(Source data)
_____
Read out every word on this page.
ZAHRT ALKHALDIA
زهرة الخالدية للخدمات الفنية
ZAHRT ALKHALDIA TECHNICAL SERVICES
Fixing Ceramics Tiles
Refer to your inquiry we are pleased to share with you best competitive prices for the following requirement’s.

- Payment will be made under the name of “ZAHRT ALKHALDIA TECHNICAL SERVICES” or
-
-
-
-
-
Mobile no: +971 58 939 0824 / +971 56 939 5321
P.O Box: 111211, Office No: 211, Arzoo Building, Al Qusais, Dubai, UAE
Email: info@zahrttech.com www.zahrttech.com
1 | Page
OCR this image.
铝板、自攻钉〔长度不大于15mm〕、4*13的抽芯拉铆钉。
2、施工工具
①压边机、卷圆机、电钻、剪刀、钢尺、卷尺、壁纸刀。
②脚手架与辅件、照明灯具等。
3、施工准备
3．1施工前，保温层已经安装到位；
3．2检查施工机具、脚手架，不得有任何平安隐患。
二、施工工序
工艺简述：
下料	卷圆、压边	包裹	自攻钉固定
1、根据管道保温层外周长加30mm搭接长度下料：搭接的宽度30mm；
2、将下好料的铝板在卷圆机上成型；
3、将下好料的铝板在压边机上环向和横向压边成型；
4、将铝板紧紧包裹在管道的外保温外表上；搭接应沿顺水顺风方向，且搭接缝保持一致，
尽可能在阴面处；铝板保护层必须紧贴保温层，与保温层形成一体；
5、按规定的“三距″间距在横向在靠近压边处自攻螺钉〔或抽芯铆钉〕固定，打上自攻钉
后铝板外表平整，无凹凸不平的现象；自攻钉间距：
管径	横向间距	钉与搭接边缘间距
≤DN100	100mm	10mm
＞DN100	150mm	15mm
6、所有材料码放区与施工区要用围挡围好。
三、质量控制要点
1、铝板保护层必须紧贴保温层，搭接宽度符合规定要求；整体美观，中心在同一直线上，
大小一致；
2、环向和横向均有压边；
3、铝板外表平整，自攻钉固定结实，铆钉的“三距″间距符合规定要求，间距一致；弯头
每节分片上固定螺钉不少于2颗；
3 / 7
_____
**GIVEN INSTRUCTION**
Locate the string "TECHNICAL" in the listing above and copy every line where it occurs.

**EXERCISE ANSWER**
ZAHRT ALKHALDIA TECHNICAL SERVICES
- Payment will be made under the name of “ZAHRT ALKHALDIA TECHNICAL SERVICES” or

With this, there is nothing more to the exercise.